Excerpted data:
** Begin **

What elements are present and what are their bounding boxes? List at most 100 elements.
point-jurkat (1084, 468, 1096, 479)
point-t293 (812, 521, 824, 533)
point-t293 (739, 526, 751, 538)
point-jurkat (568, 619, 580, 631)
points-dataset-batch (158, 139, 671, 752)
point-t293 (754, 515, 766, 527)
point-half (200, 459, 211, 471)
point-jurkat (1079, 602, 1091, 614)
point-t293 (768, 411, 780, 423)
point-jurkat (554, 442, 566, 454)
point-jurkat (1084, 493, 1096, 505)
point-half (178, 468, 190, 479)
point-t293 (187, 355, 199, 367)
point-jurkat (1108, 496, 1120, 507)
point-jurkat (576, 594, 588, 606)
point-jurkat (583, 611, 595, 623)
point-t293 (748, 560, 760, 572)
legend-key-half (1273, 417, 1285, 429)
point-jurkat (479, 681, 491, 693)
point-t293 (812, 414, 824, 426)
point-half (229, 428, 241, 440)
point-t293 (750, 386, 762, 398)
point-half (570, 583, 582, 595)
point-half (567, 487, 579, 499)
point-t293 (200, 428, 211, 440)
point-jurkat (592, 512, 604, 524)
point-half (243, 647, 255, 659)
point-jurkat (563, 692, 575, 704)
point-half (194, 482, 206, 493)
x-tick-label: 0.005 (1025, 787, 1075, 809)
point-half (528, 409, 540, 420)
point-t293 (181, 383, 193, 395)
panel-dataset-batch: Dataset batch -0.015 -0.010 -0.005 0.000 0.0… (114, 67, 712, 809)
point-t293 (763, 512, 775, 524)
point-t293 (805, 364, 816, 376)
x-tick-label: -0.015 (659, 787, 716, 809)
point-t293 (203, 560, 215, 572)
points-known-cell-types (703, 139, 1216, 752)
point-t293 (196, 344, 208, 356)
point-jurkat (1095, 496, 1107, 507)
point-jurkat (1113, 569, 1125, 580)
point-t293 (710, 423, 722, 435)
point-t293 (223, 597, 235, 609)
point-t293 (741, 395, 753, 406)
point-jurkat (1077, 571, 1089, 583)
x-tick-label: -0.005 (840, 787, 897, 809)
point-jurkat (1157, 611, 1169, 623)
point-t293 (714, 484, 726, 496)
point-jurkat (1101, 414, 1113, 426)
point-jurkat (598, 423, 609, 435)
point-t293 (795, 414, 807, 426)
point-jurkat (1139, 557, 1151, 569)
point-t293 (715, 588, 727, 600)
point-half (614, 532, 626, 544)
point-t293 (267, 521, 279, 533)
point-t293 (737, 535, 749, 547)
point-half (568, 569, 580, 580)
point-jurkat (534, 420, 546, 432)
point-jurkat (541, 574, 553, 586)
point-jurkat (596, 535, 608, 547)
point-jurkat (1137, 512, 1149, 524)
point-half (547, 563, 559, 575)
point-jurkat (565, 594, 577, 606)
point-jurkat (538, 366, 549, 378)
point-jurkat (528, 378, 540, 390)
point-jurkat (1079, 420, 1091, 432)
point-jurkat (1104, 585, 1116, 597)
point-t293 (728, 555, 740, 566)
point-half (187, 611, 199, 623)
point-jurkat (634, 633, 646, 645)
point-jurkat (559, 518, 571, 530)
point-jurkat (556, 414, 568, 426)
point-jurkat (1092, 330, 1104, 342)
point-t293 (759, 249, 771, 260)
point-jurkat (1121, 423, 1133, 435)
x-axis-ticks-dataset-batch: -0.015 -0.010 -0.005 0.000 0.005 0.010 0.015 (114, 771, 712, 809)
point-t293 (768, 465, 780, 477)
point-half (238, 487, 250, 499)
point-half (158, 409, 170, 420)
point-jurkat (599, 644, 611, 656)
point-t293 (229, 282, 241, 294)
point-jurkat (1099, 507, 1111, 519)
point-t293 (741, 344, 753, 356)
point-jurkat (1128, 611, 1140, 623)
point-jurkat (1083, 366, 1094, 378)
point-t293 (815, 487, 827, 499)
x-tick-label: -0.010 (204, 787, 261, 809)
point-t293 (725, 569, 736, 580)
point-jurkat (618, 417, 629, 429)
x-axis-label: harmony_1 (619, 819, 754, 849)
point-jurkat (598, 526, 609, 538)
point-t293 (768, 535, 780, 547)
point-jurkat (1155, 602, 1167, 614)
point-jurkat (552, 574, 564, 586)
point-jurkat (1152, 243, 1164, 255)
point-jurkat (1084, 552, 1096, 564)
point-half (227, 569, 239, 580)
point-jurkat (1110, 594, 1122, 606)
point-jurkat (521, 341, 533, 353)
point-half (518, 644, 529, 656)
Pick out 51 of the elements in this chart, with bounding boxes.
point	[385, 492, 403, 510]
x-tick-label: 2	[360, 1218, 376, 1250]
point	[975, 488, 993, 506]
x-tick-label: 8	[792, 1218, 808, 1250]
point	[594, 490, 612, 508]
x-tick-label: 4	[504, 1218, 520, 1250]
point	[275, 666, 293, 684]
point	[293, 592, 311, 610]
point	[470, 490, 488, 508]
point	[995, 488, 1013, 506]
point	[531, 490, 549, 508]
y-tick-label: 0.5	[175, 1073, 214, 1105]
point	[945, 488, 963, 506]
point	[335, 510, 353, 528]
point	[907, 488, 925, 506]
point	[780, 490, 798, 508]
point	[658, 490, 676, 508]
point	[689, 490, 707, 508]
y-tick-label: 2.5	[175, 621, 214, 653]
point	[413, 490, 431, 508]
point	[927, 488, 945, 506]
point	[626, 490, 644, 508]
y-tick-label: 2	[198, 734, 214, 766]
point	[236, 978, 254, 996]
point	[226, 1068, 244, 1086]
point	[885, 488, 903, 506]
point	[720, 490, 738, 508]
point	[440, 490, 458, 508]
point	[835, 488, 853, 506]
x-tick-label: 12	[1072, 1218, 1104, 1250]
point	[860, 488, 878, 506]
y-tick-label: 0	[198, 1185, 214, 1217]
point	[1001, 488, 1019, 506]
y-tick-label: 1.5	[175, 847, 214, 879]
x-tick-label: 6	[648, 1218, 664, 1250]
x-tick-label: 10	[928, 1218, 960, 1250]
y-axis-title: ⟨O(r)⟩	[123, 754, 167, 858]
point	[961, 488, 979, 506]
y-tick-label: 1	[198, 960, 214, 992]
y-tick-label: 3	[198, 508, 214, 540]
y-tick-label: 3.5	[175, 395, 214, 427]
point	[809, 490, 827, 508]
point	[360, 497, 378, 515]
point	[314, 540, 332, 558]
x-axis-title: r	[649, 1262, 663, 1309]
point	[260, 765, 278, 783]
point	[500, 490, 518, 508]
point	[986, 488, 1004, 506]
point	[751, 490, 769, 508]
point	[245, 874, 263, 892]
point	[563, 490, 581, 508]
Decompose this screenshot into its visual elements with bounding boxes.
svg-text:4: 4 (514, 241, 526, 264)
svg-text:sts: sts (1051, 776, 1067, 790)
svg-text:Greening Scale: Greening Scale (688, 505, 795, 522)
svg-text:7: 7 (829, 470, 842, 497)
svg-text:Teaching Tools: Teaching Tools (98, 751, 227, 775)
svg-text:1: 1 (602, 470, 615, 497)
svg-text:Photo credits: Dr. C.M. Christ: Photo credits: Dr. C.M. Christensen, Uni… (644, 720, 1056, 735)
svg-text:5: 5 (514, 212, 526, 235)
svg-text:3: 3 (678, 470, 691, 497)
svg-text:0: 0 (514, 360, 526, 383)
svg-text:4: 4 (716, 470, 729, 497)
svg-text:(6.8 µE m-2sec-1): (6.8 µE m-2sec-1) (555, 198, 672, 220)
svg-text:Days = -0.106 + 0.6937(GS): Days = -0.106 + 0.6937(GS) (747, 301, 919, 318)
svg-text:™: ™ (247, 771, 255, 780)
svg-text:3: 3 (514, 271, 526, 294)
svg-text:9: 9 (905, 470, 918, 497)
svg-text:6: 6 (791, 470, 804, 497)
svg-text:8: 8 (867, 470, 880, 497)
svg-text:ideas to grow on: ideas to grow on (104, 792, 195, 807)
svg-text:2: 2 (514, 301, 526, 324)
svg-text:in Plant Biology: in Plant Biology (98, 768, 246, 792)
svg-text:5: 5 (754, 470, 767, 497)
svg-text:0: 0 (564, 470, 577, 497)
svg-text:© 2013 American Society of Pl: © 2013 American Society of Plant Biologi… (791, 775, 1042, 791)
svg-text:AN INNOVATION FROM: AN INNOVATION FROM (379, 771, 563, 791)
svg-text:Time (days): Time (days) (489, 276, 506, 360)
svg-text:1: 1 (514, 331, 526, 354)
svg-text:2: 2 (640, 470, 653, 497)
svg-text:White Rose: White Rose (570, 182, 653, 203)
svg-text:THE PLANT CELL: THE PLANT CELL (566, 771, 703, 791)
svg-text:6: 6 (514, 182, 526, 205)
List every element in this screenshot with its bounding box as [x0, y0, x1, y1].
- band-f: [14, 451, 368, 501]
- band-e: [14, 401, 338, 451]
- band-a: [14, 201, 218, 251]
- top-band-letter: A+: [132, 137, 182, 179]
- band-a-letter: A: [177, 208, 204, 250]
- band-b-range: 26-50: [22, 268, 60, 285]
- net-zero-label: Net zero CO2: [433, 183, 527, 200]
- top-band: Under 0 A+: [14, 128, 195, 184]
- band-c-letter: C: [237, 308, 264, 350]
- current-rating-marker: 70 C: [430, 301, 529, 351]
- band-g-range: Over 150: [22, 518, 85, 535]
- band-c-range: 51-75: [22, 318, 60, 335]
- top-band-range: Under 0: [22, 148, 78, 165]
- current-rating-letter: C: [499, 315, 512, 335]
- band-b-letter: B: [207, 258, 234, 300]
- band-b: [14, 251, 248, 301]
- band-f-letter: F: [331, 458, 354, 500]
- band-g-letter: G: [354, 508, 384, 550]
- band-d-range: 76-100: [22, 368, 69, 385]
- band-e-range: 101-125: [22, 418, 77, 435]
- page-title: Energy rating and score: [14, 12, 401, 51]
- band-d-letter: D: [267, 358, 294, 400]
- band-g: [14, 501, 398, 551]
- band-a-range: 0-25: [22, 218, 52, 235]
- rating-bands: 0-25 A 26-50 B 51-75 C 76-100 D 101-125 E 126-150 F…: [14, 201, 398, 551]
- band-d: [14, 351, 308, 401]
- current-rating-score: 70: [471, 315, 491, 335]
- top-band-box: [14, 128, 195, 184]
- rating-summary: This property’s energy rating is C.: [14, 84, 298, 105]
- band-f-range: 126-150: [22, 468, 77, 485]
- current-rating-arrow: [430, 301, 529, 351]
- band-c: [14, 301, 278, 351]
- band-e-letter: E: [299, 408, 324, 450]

** End **

Given exercise: Please copy the data above word for word, from its first line up to and including the line with "point-jurkat (1079, 602, 1091, 614)".

Task output:
What elements are present and what are their bounding boxes? List at most 100 elements.
point-jurkat (1084, 468, 1096, 479)
point-t293 (812, 521, 824, 533)
point-t293 (739, 526, 751, 538)
point-jurkat (568, 619, 580, 631)
points-dataset-batch (158, 139, 671, 752)
point-t293 (754, 515, 766, 527)
point-half (200, 459, 211, 471)
point-jurkat (1079, 602, 1091, 614)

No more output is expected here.